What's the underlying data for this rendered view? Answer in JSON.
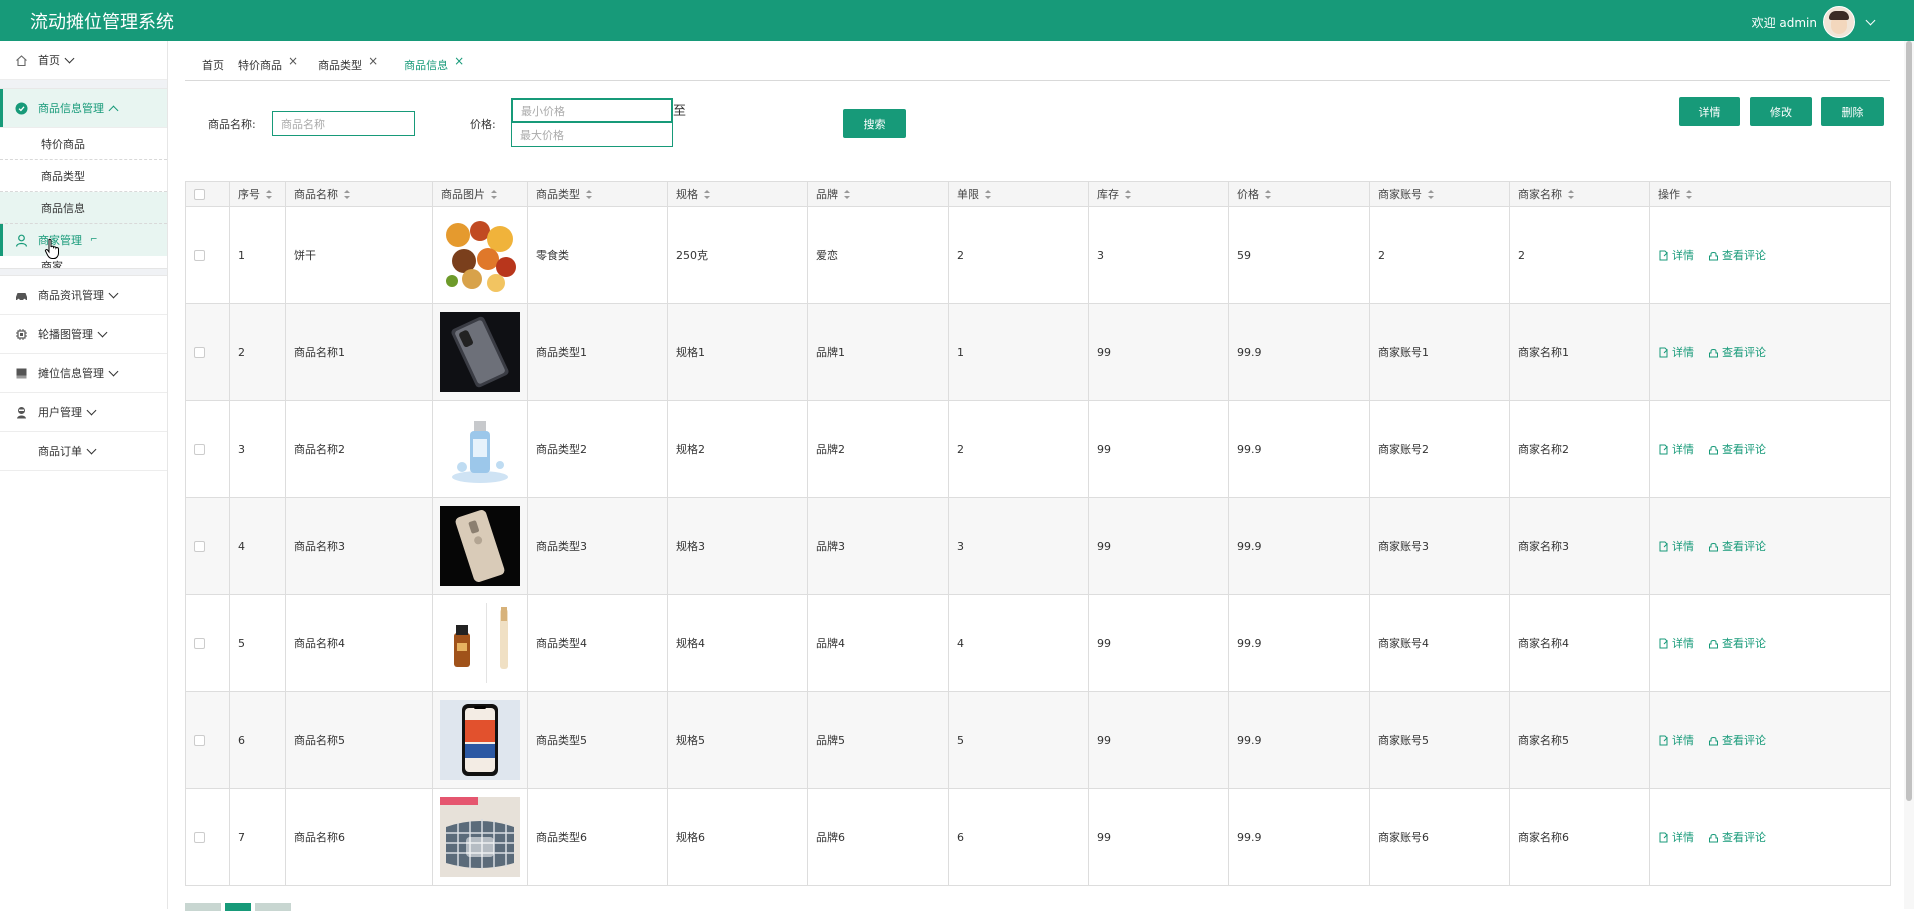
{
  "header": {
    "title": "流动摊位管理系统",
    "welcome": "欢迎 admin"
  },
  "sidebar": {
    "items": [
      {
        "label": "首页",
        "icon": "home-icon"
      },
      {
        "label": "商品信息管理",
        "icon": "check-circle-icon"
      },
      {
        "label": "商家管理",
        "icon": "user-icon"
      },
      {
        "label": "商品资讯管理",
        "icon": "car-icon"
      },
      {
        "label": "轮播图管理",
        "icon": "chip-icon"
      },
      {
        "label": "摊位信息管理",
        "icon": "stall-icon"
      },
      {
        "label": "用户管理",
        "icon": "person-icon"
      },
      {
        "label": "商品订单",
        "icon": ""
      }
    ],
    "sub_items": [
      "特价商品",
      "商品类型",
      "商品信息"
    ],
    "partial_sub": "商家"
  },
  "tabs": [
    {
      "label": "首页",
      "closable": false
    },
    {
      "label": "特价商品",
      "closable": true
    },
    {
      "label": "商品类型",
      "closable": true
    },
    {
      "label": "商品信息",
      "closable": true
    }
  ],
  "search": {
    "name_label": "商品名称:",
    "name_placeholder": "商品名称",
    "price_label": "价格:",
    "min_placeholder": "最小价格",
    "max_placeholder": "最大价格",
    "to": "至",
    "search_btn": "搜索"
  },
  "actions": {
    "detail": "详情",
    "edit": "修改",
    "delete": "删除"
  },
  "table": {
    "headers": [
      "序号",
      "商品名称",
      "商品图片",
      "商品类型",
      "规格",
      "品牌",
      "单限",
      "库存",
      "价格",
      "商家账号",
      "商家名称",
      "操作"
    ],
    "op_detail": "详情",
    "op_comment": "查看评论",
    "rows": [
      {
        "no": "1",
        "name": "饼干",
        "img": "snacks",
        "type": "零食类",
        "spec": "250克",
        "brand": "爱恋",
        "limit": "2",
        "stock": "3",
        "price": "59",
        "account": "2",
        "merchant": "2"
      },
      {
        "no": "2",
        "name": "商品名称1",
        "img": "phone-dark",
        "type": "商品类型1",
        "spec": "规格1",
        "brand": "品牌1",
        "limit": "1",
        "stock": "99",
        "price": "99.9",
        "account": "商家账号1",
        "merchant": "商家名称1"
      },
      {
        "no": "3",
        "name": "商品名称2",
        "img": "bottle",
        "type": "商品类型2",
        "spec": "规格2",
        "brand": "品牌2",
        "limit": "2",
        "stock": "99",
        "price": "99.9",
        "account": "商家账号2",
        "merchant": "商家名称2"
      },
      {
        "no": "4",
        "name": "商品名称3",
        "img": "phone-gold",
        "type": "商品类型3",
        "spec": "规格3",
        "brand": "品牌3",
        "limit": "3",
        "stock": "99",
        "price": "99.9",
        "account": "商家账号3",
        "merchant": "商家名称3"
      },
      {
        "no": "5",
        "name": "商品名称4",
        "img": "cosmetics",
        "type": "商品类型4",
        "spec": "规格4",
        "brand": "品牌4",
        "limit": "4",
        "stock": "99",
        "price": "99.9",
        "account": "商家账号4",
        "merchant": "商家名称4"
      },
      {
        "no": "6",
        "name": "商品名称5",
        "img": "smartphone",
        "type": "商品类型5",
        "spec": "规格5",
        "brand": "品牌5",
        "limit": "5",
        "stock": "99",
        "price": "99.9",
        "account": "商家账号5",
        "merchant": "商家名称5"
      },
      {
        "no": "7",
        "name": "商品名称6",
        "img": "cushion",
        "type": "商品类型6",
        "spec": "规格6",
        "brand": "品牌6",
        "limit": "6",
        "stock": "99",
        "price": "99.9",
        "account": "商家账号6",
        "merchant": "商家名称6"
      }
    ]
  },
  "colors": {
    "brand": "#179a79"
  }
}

- _THE PROBLEM_
In the records above, locate each line with the word "brand". Copy all such lines.

- _SOLUTION TO THE EXERCISE_
        "brand": "爱恋",
        "brand": "品牌1",
        "brand": "品牌2",
        "brand": "品牌3",
        "brand": "品牌4",
        "brand": "品牌5",
        "brand": "品牌6",
    "brand": "#179a79"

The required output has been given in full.